TEXT:

- Published on
Slow Queries That Only Appear at Scale — The Indexing Problem
- Authors

- Name
- Sanjeev Sharma
- @webcoderspeed1
Introduction
"But it worked fine in development!" — famous last words before a production incident.
Your API endpoint hits a PostgreSQL query that returns in 2ms locally (1,000 rows). In production with 10 million rows, the same query takes 8 seconds. Full table scan. Every. Single. Request.
Slow queries that only appear at scale are predictable, preventable, and completely fixable.

DATA PROVIDED:

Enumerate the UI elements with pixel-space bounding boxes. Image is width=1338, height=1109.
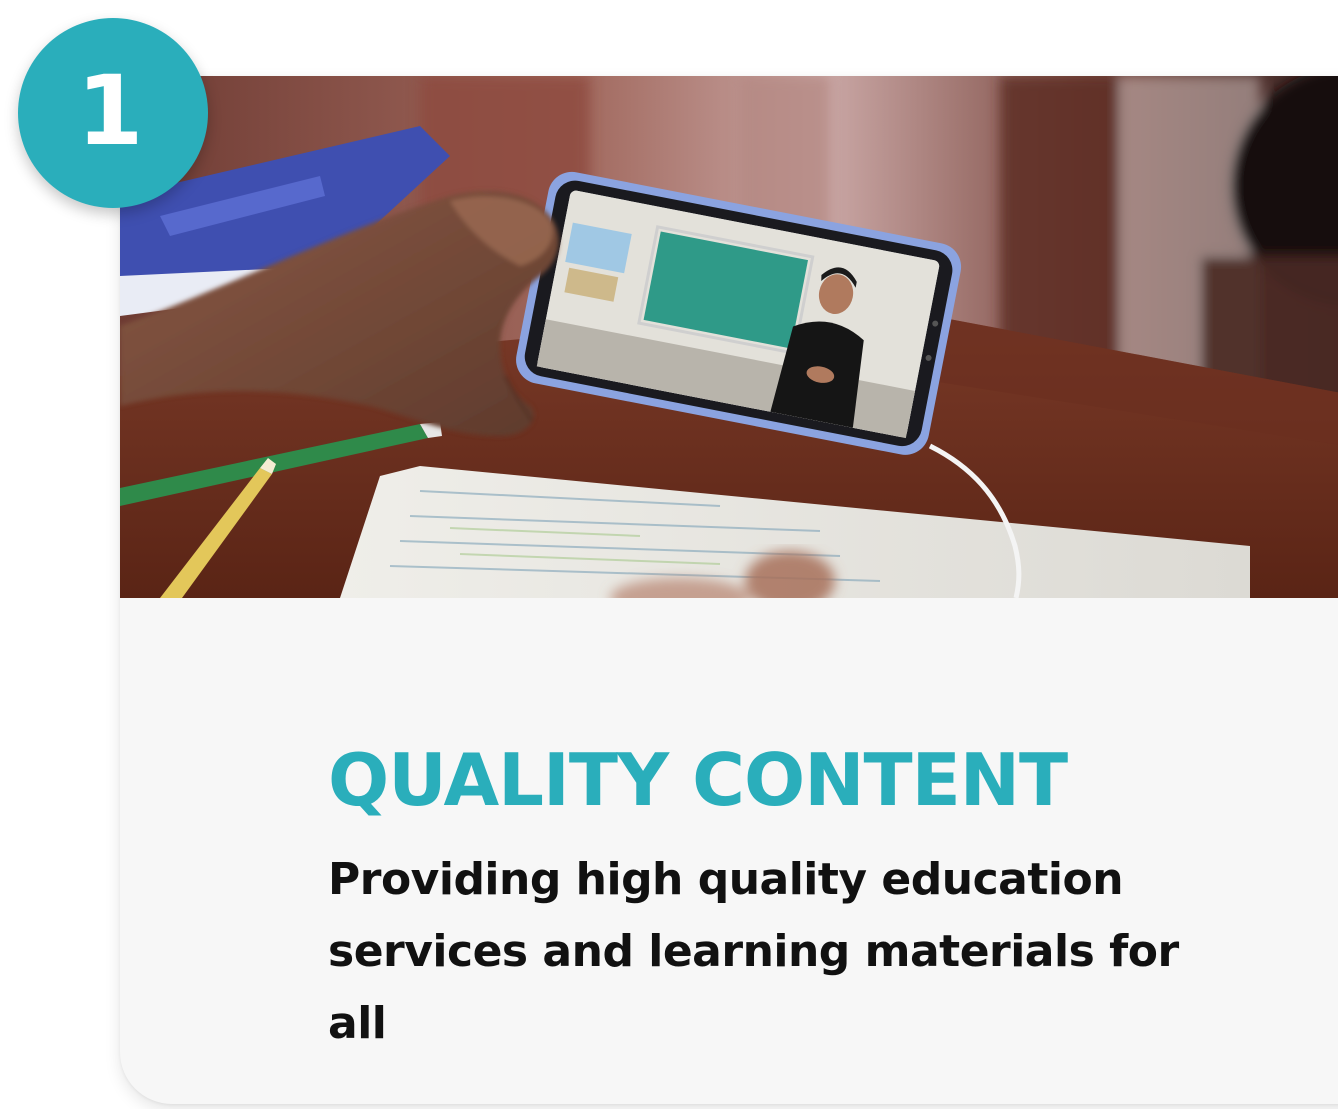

INSTRUCTIONS TO FOLLOW: In the text on slow queries at scale, how long does the PostgreSQL query take in production with 10 million rows? The data plays no part in what follows.

SOLUTION TO THIS EXERCISE: 8 seconds.